[Records that describe figures]
----------------

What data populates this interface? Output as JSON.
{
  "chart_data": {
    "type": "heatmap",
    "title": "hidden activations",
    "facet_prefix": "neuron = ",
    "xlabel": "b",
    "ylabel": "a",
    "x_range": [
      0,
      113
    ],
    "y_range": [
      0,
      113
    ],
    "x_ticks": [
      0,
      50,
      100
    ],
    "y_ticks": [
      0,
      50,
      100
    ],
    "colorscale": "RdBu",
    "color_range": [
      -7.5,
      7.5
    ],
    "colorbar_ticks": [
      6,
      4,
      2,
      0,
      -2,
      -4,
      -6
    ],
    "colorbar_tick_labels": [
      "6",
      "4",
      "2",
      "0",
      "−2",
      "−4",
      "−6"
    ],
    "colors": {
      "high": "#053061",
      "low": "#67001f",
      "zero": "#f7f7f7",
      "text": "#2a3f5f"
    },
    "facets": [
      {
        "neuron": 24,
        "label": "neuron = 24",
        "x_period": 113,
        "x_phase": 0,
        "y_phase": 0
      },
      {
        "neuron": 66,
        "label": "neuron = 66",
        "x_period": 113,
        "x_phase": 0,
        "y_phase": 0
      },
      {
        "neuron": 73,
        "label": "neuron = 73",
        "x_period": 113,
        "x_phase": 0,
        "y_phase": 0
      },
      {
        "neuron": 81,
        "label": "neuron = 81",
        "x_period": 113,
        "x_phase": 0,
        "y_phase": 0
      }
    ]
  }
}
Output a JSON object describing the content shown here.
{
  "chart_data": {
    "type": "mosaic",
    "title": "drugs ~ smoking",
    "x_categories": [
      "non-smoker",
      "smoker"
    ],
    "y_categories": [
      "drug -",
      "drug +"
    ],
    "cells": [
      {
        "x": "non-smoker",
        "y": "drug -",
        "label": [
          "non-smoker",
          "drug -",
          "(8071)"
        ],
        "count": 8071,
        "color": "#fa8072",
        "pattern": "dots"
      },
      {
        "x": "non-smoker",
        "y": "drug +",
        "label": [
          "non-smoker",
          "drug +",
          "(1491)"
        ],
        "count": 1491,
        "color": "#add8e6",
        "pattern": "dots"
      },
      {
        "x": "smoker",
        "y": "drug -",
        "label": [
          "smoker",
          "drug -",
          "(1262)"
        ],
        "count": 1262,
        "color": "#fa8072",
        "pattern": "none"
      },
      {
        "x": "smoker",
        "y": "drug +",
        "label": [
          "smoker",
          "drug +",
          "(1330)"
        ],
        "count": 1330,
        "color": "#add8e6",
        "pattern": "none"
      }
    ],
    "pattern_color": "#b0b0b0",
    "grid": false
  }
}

----------------

WORK TO DO:
Show all lines in the entries above where the word "neuron" appears.

RIGHT ANSWER:
    "facet_prefix": "neuron = ",
        "neuron": 24,
        "label": "neuron = 24",
        "neuron": 66,
        "label": "neuron = 66",
        "neuron": 73,
        "label": "neuron = 73",
        "neuron": 81,
        "label": "neuron = 81",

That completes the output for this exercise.